WRITTEN EXERCISE: Copy each of the entries below faithfully, setting aside any pictures.

(Saved entries)

━━━━━━━━━━━━━━━━━━━━━━━━━━━━━━

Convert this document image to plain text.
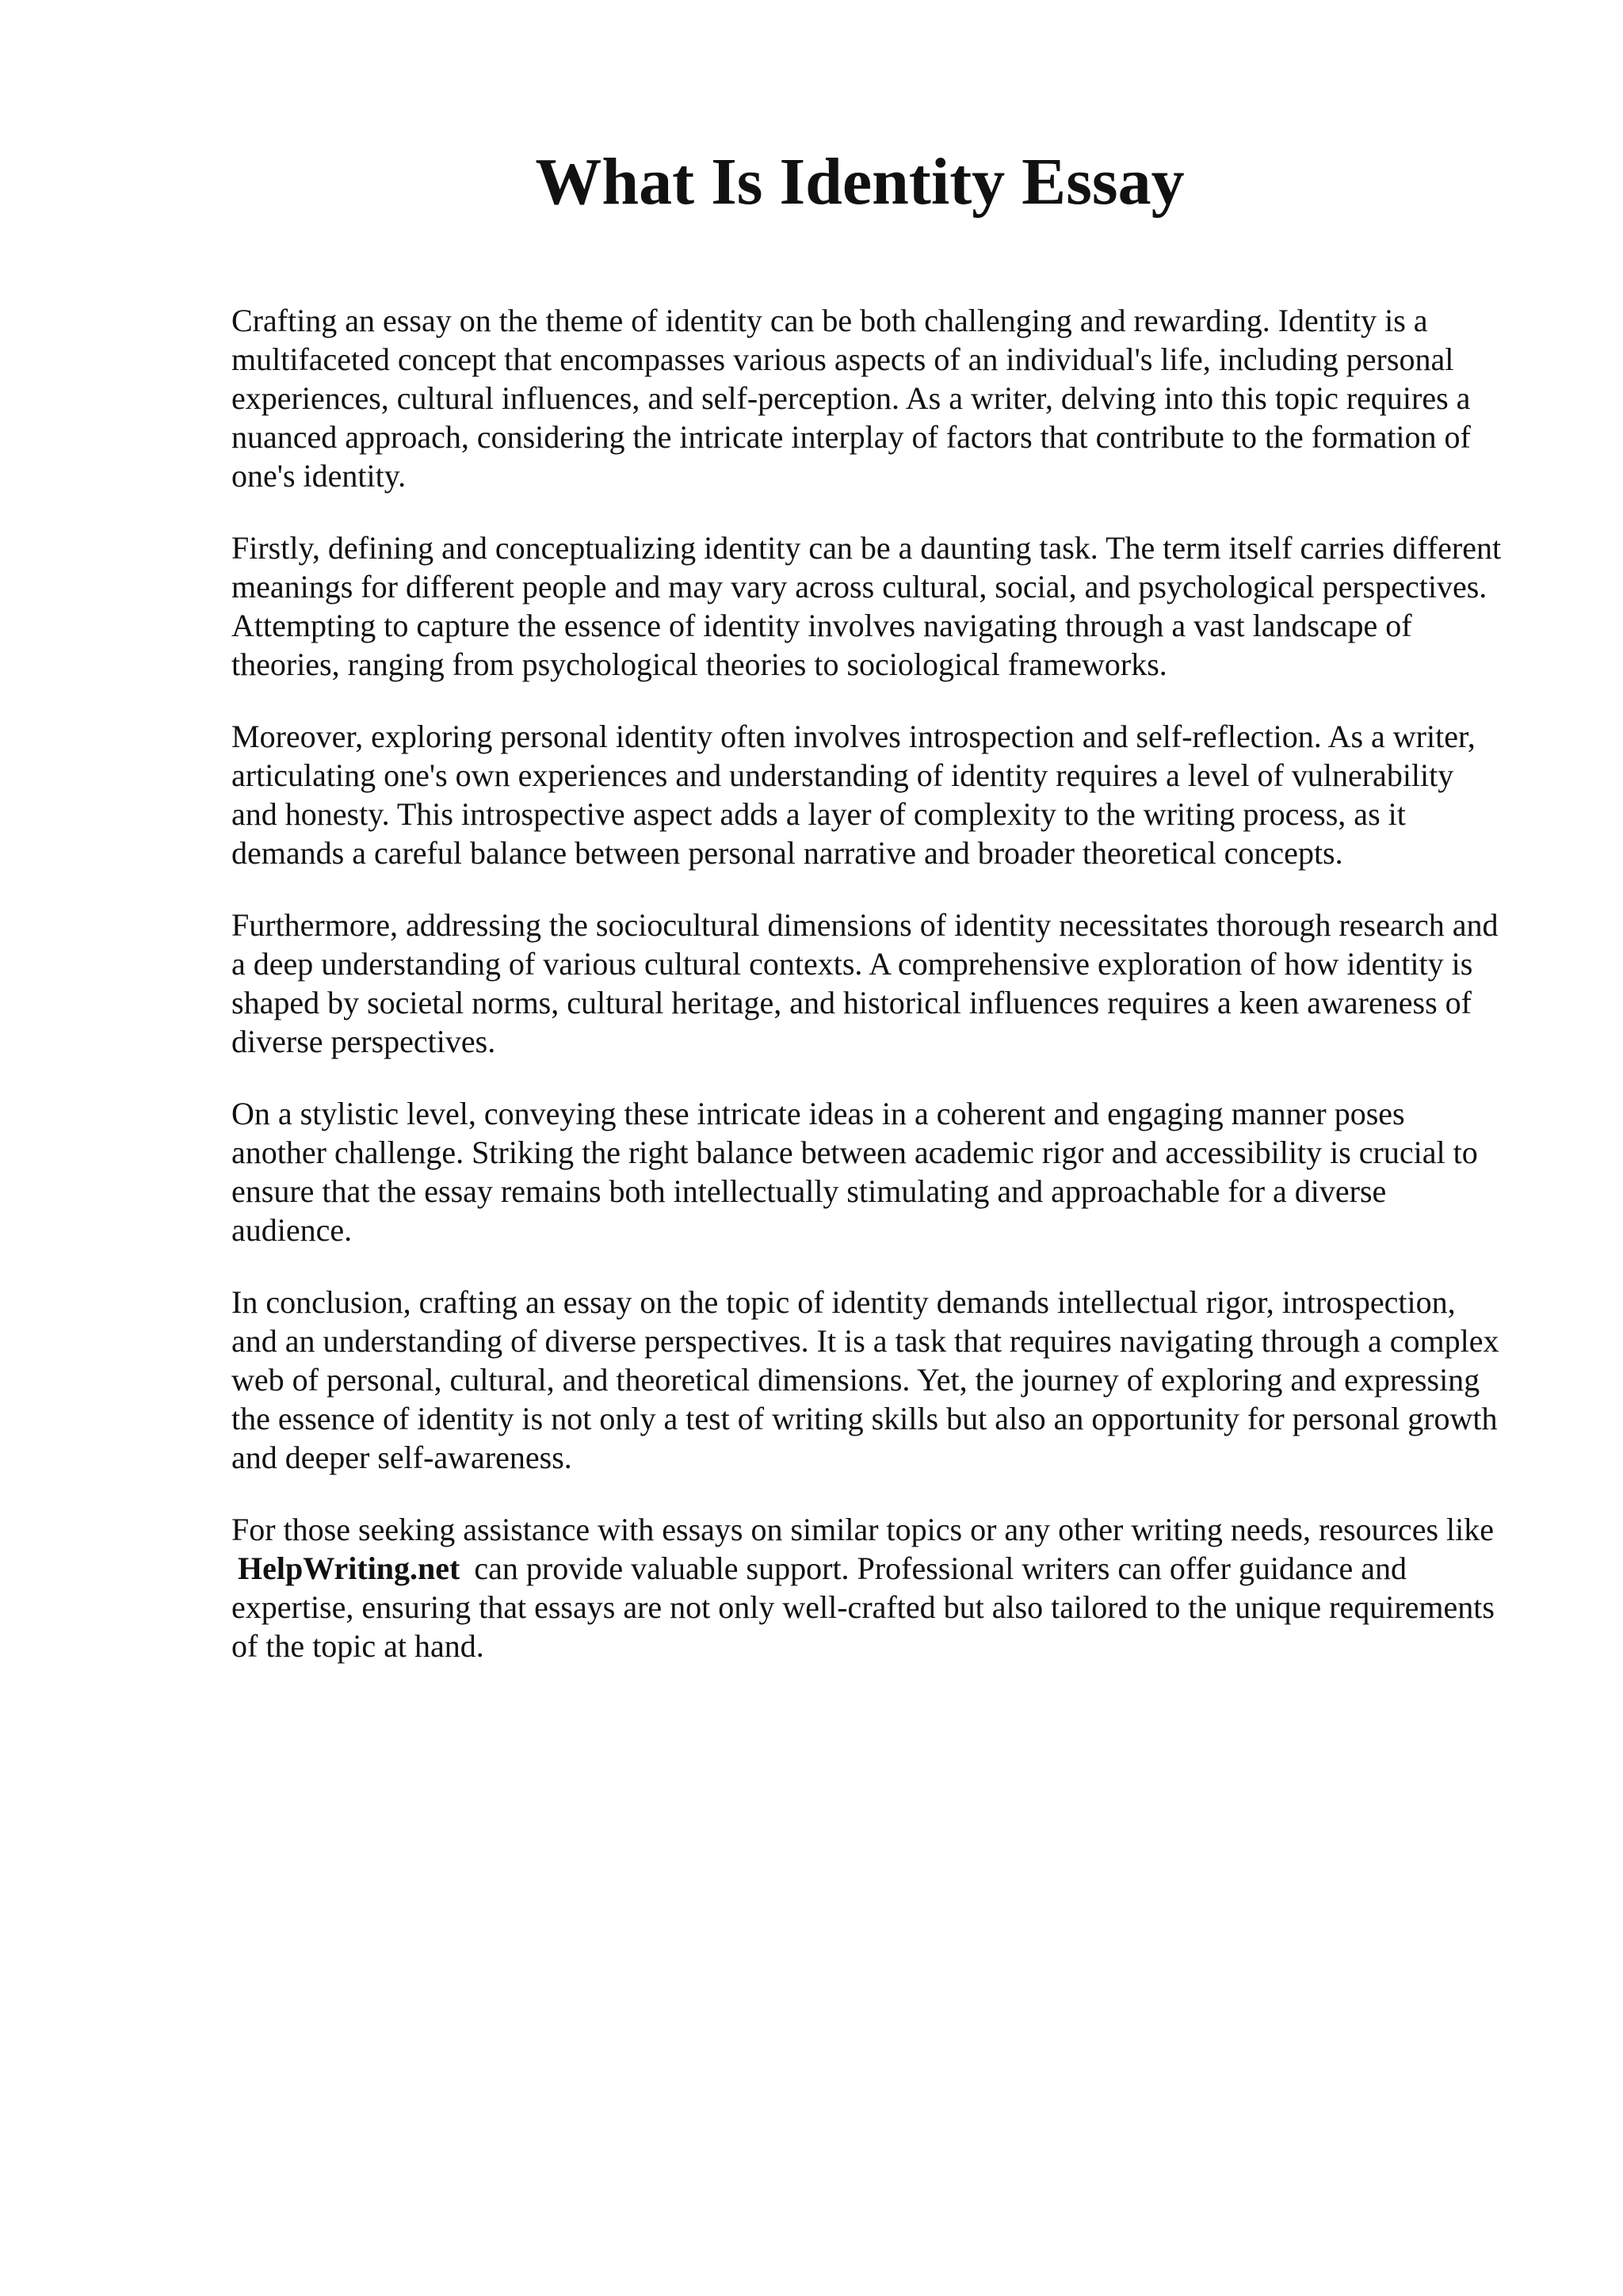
What Is Identity Essay

Crafting an essay on the theme of identity can be both challenging and rewarding. Identity is a multifaceted concept that encompasses various aspects of an individual's life, including personal experiences, cultural influences, and self-perception. As a writer, delving into this topic requires a nuanced approach, considering the intricate interplay of factors that contribute to the formation of one's identity.

Firstly, defining and conceptualizing identity can be a daunting task. The term itself carries different meanings for different people and may vary across cultural, social, and psychological perspectives. Attempting to capture the essence of identity involves navigating through a vast landscape of theories, ranging from psychological theories to sociological frameworks.

Moreover, exploring personal identity often involves introspection and self-reflection. As a writer, articulating one's own experiences and understanding of identity requires a level of vulnerability and honesty. This introspective aspect adds a layer of complexity to the writing process, as it demands a careful balance between personal narrative and broader theoretical concepts.

Furthermore, addressing the sociocultural dimensions of identity necessitates thorough research and a deep understanding of various cultural contexts. A comprehensive exploration of how identity is shaped by societal norms, cultural heritage, and historical influences requires a keen awareness of diverse perspectives.

On a stylistic level, conveying these intricate ideas in a coherent and engaging manner poses another challenge. Striking the right balance between academic rigor and accessibility is crucial to ensure that the essay remains both intellectually stimulating and approachable for a diverse audience.

In conclusion, crafting an essay on the topic of identity demands intellectual rigor, introspection, and an understanding of diverse perspectives. It is a task that requires navigating through a complex web of personal, cultural, and theoretical dimensions. Yet, the journey of exploring and expressing the essence of identity is not only a test of writing skills but also an opportunity for personal growth and deeper self-awareness.

For those seeking assistance with essays on similar topics or any other writing needs, resources like HelpWriting.net can provide valuable support. Professional writers can offer guidance and expertise, ensuring that essays are not only well-crafted but also tailored to the unique requirements of the topic at hand.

━━━━━━━━━━━━━━━━━━━━━━━━━━━━━━

RESULT OF THIS TASK:
Convert this document image to plain text.
What Is Identity Essay

Crafting an essay on the theme of identity can be both challenging and rewarding. Identity is a multifaceted concept that encompasses various aspects of an individual's life, including personal experiences, cultural influences, and self-perception. As a writer, delving into this topic requires a nuanced approach, considering the intricate interplay of factors that contribute to the formation of one's identity.

Firstly, defining and conceptualizing identity can be a daunting task. The term itself carries different meanings for different people and may vary across cultural, social, and psychological perspectives. Attempting to capture the essence of identity involves navigating through a vast landscape of theories, ranging from psychological theories to sociological frameworks.

Moreover, exploring personal identity often involves introspection and self-reflection. As a writer, articulating one's own experiences and understanding of identity requires a level of vulnerability and honesty. This introspective aspect adds a layer of complexity to the writing process, as it demands a careful balance between personal narrative and broader theoretical concepts.

Furthermore, addressing the sociocultural dimensions of identity necessitates thorough research and a deep understanding of various cultural contexts. A comprehensive exploration of how identity is shaped by societal norms, cultural heritage, and historical influences requires a keen awareness of diverse perspectives.

On a stylistic level, conveying these intricate ideas in a coherent and engaging manner poses another challenge. Striking the right balance between academic rigor and accessibility is crucial to ensure that the essay remains both intellectually stimulating and approachable for a diverse audience.

In conclusion, crafting an essay on the topic of identity demands intellectual rigor, introspection, and an understanding of diverse perspectives. It is a task that requires navigating through a complex web of personal, cultural, and theoretical dimensions. Yet, the journey of exploring and expressing the essence of identity is not only a test of writing skills but also an opportunity for personal growth and deeper self-awareness.

For those seeking assistance with essays on similar topics or any other writing needs, resources like HelpWriting.net can provide valuable support. Professional writers can offer guidance and expertise, ensuring that essays are not only well-crafted but also tailored to the unique requirements of the topic at hand.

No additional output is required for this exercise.